◆ **Data section**
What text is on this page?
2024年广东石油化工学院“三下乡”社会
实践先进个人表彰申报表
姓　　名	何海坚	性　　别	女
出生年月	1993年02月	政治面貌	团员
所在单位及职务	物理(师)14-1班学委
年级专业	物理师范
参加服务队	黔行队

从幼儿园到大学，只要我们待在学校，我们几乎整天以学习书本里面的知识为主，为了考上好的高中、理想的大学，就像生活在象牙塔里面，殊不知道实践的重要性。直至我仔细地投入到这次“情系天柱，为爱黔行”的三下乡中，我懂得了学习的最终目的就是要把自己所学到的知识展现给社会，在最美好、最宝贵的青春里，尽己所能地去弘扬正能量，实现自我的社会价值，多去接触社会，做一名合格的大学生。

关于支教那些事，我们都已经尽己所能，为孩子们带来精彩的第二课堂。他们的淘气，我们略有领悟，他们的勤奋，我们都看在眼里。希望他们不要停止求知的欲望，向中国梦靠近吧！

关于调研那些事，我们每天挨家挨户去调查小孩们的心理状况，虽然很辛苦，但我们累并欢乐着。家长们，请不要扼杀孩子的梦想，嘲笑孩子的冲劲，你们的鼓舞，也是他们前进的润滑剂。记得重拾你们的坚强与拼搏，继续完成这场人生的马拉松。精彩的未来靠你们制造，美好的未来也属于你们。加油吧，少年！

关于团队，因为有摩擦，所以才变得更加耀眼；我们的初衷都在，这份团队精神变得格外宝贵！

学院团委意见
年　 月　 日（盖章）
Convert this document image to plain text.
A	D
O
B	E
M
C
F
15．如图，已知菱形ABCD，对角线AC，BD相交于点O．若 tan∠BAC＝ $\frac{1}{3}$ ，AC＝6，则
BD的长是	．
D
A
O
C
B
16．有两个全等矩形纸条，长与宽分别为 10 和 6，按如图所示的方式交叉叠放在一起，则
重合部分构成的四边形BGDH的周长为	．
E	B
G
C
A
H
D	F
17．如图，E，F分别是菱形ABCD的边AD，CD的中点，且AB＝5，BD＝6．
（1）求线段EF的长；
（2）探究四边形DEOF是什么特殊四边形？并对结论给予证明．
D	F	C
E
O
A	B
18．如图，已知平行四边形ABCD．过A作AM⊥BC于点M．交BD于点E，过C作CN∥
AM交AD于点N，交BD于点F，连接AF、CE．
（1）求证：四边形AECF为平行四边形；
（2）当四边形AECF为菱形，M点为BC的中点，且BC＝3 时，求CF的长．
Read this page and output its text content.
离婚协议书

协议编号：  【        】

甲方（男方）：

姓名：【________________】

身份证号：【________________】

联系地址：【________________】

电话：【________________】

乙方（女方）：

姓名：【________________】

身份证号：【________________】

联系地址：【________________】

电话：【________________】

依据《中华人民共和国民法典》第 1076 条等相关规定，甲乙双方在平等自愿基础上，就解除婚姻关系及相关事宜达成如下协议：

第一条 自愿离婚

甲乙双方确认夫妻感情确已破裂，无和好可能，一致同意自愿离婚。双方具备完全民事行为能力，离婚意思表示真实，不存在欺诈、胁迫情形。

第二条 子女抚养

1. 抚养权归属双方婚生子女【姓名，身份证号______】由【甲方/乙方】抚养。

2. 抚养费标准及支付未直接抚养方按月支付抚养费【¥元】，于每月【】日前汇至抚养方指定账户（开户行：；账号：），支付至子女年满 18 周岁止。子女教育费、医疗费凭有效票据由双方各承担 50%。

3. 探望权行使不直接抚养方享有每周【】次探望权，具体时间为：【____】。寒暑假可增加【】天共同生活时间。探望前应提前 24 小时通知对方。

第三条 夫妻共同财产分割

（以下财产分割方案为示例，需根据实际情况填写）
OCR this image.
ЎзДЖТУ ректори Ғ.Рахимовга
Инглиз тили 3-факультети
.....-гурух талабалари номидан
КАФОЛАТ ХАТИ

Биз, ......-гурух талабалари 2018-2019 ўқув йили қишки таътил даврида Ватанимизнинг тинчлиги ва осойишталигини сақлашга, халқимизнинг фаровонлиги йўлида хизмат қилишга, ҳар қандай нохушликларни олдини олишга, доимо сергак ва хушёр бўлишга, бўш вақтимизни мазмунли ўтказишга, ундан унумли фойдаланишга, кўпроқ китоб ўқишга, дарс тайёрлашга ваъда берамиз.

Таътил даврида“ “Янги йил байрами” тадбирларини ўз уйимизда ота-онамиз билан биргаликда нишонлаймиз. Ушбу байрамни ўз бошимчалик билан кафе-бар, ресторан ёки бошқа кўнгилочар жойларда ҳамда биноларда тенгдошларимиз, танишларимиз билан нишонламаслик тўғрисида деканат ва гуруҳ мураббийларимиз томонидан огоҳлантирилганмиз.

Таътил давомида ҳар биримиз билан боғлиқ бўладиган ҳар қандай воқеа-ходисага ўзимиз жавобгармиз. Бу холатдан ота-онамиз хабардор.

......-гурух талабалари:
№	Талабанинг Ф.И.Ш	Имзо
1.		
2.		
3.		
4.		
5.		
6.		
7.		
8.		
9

◆ **What needs to be done**
Give back exactly the lines beginning at the one with "OCR this image." and ending at the final line of the material; both boundary lines belong in it.

◆ **Answer to the task**
OCR this image.
ЎзДЖТУ ректори Ғ.Рахимовга
Инглиз тили 3-факультети
.....-гурух талабалари номидан
КАФОЛАТ ХАТИ

Биз, ......-гурух талабалари 2018-2019 ўқув йили қишки таътил даврида Ватанимизнинг тинчлиги ва осойишталигини сақлашга, халқимизнинг фаровонлиги йўлида хизмат қилишга, ҳар қандай нохушликларни олдини олишга, доимо сергак ва хушёр бўлишга, бўш вақтимизни мазмунли ўтказишга, ундан унумли фойдаланишга, кўпроқ китоб ўқишга, дарс тайёрлашга ваъда берамиз.

Таътил даврида“ “Янги йил байрами” тадбирларини ўз уйимизда ота-онамиз билан биргаликда нишонлаймиз. Ушбу байрамни ўз бошимчалик билан кафе-бар, ресторан ёки бошқа кўнгилочар жойларда ҳамда биноларда тенгдошларимиз, танишларимиз билан нишонламаслик тўғрисида деканат ва гуруҳ мураббийларимиз томонидан огоҳлантирилганмиз.

Таътил давомида ҳар биримиз билан боғлиқ бўладиган ҳар қандай воқеа-ходисага ўзимиз жавобгармиз. Бу холатдан ота-онамиз хабардор.

......-гурух талабалари:
№	Талабанинг Ф.И.Ш	Имзо
1.		
2.		
3.		
4.		
5.		
6.		
7.		
8.		
9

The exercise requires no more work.